(Stored records)

* * *

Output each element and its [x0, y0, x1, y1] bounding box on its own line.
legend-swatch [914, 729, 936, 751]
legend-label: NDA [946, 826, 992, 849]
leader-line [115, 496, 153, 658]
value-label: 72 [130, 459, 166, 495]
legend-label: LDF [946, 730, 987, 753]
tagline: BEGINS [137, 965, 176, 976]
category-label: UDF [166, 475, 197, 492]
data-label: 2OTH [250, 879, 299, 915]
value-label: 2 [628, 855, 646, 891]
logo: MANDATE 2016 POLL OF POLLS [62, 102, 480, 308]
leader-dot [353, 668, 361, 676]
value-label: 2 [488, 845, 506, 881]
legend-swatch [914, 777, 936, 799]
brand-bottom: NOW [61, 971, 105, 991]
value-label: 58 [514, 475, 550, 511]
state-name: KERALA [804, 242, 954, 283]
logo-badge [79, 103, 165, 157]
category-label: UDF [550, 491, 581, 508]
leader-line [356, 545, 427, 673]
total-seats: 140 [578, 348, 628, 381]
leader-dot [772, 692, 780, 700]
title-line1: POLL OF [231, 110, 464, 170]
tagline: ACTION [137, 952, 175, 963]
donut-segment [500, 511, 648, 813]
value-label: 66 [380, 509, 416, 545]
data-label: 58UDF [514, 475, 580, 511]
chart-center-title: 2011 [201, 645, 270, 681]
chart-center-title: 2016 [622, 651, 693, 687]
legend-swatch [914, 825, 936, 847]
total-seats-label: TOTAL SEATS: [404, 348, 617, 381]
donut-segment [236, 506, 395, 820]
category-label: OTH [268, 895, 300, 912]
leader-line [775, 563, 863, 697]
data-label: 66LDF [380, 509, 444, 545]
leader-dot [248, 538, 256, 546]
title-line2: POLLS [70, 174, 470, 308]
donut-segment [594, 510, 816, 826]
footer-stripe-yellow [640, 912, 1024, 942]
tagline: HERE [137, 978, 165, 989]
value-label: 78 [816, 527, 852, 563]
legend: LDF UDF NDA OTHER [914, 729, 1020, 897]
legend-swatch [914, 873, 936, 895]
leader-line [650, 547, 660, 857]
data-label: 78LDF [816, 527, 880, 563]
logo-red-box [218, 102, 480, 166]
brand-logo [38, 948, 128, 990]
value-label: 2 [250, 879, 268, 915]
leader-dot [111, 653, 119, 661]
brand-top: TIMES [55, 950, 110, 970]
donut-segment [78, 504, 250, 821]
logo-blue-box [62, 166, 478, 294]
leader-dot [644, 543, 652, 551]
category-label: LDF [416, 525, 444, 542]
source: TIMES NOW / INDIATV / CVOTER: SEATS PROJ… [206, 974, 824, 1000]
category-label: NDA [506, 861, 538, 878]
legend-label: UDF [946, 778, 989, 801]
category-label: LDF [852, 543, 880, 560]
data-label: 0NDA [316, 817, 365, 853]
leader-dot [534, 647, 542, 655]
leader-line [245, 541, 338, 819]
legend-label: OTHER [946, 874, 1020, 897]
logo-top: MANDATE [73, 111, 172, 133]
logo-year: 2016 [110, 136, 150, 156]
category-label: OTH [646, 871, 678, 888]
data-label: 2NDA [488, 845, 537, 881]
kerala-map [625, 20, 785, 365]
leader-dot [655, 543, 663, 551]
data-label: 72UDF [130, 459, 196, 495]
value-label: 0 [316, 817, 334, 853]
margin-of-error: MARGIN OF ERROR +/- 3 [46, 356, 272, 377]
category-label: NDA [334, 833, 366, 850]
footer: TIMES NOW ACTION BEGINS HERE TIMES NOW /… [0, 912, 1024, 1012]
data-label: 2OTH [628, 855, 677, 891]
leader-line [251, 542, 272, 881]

* * *

> [Request] Change every "leader-dot" in the listing to "connector-dot" and leave all other text untouched.

> [Solution to this problem]
Output each element and its [x0, y0, x1, y1] bounding box on its own line.
legend-swatch [914, 729, 936, 751]
legend-label: NDA [946, 826, 992, 849]
leader-line [115, 496, 153, 658]
value-label: 72 [130, 459, 166, 495]
legend-label: LDF [946, 730, 987, 753]
tagline: BEGINS [137, 965, 176, 976]
category-label: UDF [166, 475, 197, 492]
data-label: 2OTH [250, 879, 299, 915]
value-label: 2 [628, 855, 646, 891]
logo: MANDATE 2016 POLL OF POLLS [62, 102, 480, 308]
connector-dot [353, 668, 361, 676]
value-label: 2 [488, 845, 506, 881]
legend-swatch [914, 777, 936, 799]
brand-bottom: NOW [61, 971, 105, 991]
value-label: 58 [514, 475, 550, 511]
state-name: KERALA [804, 242, 954, 283]
logo-badge [79, 103, 165, 157]
category-label: UDF [550, 491, 581, 508]
leader-line [356, 545, 427, 673]
total-seats: 140 [578, 348, 628, 381]
connector-dot [772, 692, 780, 700]
title-line1: POLL OF [231, 110, 464, 170]
tagline: ACTION [137, 952, 175, 963]
donut-segment [500, 511, 648, 813]
value-label: 66 [380, 509, 416, 545]
data-label: 58UDF [514, 475, 580, 511]
chart-center-title: 2011 [201, 645, 270, 681]
chart-center-title: 2016 [622, 651, 693, 687]
legend-swatch [914, 825, 936, 847]
total-seats-label: TOTAL SEATS: [404, 348, 617, 381]
donut-segment [236, 506, 395, 820]
category-label: OTH [268, 895, 300, 912]
leader-line [775, 563, 863, 697]
data-label: 66LDF [380, 509, 444, 545]
connector-dot [248, 538, 256, 546]
title-line2: POLLS [70, 174, 470, 308]
donut-segment [594, 510, 816, 826]
footer-stripe-yellow [640, 912, 1024, 942]
tagline: HERE [137, 978, 165, 989]
value-label: 78 [816, 527, 852, 563]
legend: LDF UDF NDA OTHER [914, 729, 1020, 897]
legend-swatch [914, 873, 936, 895]
leader-line [650, 547, 660, 857]
data-label: 78LDF [816, 527, 880, 563]
logo-red-box [218, 102, 480, 166]
brand-logo [38, 948, 128, 990]
value-label: 2 [250, 879, 268, 915]
connector-dot [111, 653, 119, 661]
brand-top: TIMES [55, 950, 110, 970]
donut-segment [78, 504, 250, 821]
logo-blue-box [62, 166, 478, 294]
connector-dot [644, 543, 652, 551]
category-label: LDF [416, 525, 444, 542]
source: TIMES NOW / INDIATV / CVOTER: SEATS PROJ… [206, 974, 824, 1000]
category-label: NDA [506, 861, 538, 878]
legend-label: UDF [946, 778, 989, 801]
category-label: LDF [852, 543, 880, 560]
data-label: 0NDA [316, 817, 365, 853]
connector-dot [534, 647, 542, 655]
leader-line [245, 541, 338, 819]
legend-label: OTHER [946, 874, 1020, 897]
logo-top: MANDATE [73, 111, 172, 133]
logo-year: 2016 [110, 136, 150, 156]
category-label: OTH [646, 871, 678, 888]
data-label: 2NDA [488, 845, 537, 881]
kerala-map [625, 20, 785, 365]
connector-dot [655, 543, 663, 551]
data-label: 72UDF [130, 459, 196, 495]
value-label: 0 [316, 817, 334, 853]
margin-of-error: MARGIN OF ERROR +/- 3 [46, 356, 272, 377]
category-label: NDA [334, 833, 366, 850]
footer: TIMES NOW ACTION BEGINS HERE TIMES NOW /… [0, 912, 1024, 1012]
data-label: 2OTH [628, 855, 677, 891]
leader-line [251, 542, 272, 881]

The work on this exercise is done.